Aim of the task —
Your task is to copy each line that has the word "Dynamiques".

Data for this task —
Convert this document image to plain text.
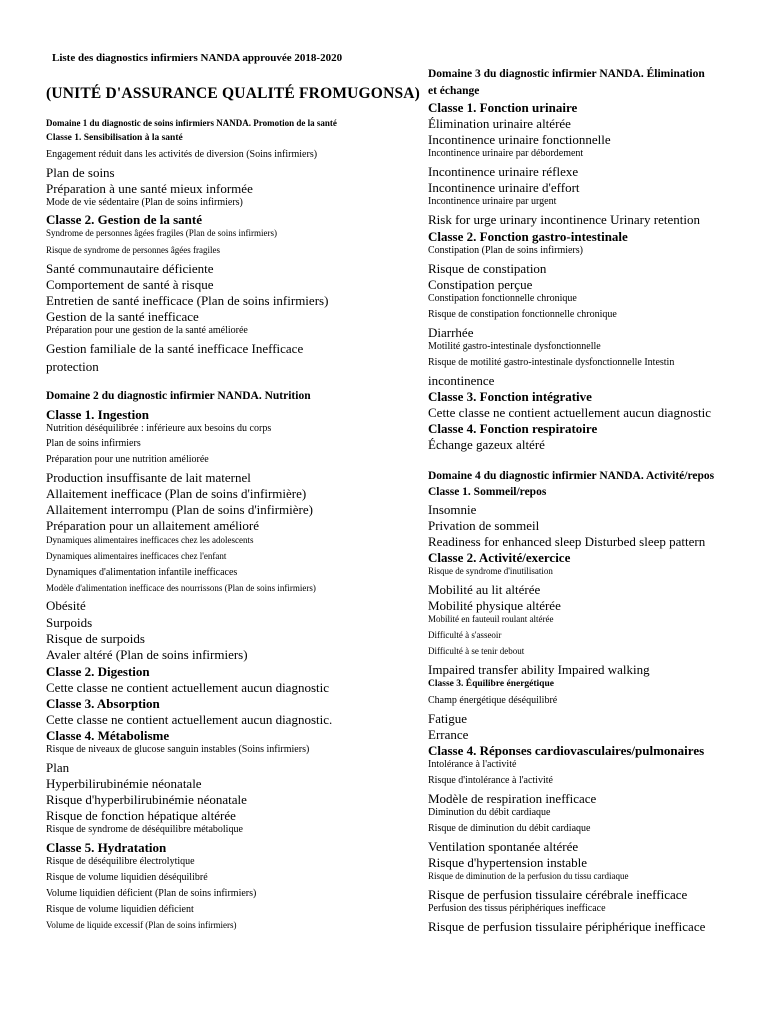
Liste des diagnostics infirmiers NANDA approuvée 2018-2020
(UNITÉ D'ASSURANCE QUALITÉ FROMUGONSA)
Domaine 1 du diagnostic de soins infirmiers NANDA. Promotion de la santé
Classe 1. Sensibilisation à la santé
Engagement réduit dans les activités de diversion (Soins infirmiers)
Plan de soins
Préparation à une santé mieux informée
Mode de vie sédentaire (Plan de soins infirmiers)
Classe 2. Gestion de la santé
Syndrome de personnes âgées fragiles (Plan de soins infirmiers)
Risque de syndrome de personnes âgées fragiles
Santé communautaire déficiente
Comportement de santé à risque
Entretien de santé inefficace (Plan de soins infirmiers)
Gestion de la santé inefficace
Préparation pour une gestion de la santé améliorée
Gestion familiale de la santé inefficace Inefficace
protection
Domaine 2 du diagnostic infirmier NANDA. Nutrition
Classe 1. Ingestion
Nutrition déséquilibrée : inférieure aux besoins du corps
Plan de soins infirmiers
Préparation pour une nutrition améliorée
Production insuffisante de lait maternel
Allaitement inefficace (Plan de soins d'infirmière)
Allaitement interrompu (Plan de soins d'infirmière)
Préparation pour un allaitement amélioré
Dynamiques alimentaires inefficaces chez les adolescents
Dynamiques alimentaires inefficaces chez l'enfant
Dynamiques d'alimentation infantile inefficaces
Modèle d'alimentation inefficace des nourrissons (Plan de soins infirmiers)
Obésité
Surpoids
Risque de surpoids
Avaler altéré (Plan de soins infirmiers)
Classe 2. Digestion
Cette classe ne contient actuellement aucun diagnostic
Classe 3. Absorption
Cette classe ne contient actuellement aucun diagnostic.
Classe 4. Métabolisme
Risque de niveaux de glucose sanguin instables (Soins infirmiers)
Plan
Hyperbilirubinémie néonatale
Risque d'hyperbilirubinémie néonatale
Risque de fonction hépatique altérée
Risque de syndrome de déséquilibre métabolique
Classe 5. Hydratation
Risque de déséquilibre électrolytique
Risque de volume liquidien déséquilibré
Volume liquidien déficient (Plan de soins infirmiers)
Risque de volume liquidien déficient
Volume de liquide excessif (Plan de soins infirmiers)
Domaine 3 du diagnostic infirmier NANDA. Élimination
et échange
Classe 1. Fonction urinaire
Élimination urinaire altérée
Incontinence urinaire fonctionnelle
Incontinence urinaire par débordement
Incontinence urinaire réflexe
Incontinence urinaire d'effort
Incontinence urinaire par urgent
Risk for urge urinary incontinence Urinary retention
Classe 2. Fonction gastro-intestinale
Constipation (Plan de soins infirmiers)
Risque de constipation
Constipation perçue
Constipation fonctionnelle chronique
Risque de constipation fonctionnelle chronique
Diarrhée
Motilité gastro-intestinale dysfonctionnelle
Risque de motilité gastro-intestinale dysfonctionnelle Intestin
incontinence
Classe 3. Fonction intégrative
Cette classe ne contient actuellement aucun diagnostic
Classe 4. Fonction respiratoire
Échange gazeux altéré
Domaine 4 du diagnostic infirmier NANDA. Activité/repos
Classe 1. Sommeil/repos
Insomnie
Privation de sommeil
Readiness for enhanced sleep Disturbed sleep pattern
Classe 2. Activité/exercice
Risque de syndrome d'inutilisation
Mobilité au lit altérée
Mobilité physique altérée
Mobilité en fauteuil roulant altérée
Difficulté à s'asseoir
Difficulté à se tenir debout
Impaired transfer ability Impaired walking
Classe 3. Équilibre énergétique
Champ énergétique déséquilibré
Fatigue
Errance
Classe 4. Réponses cardiovasculaires/pulmonaires
Intolérance à l'activité
Risque d'intolérance à l'activité
Modèle de respiration inefficace
Diminution du débit cardiaque
Risque de diminution du débit cardiaque
Ventilation spontanée altérée
Risque d'hypertension instable
Risque de diminution de la perfusion du tissu cardiaque
Risque de perfusion tissulaire cérébrale inefficace
Perfusion des tissus périphériques inefficace
Risque de perfusion tissulaire périphérique inefficace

Solution —
Dynamiques alimentaires inefficaces chez les adolescents
Dynamiques alimentaires inefficaces chez l'enfant
Dynamiques d'alimentation infantile inefficaces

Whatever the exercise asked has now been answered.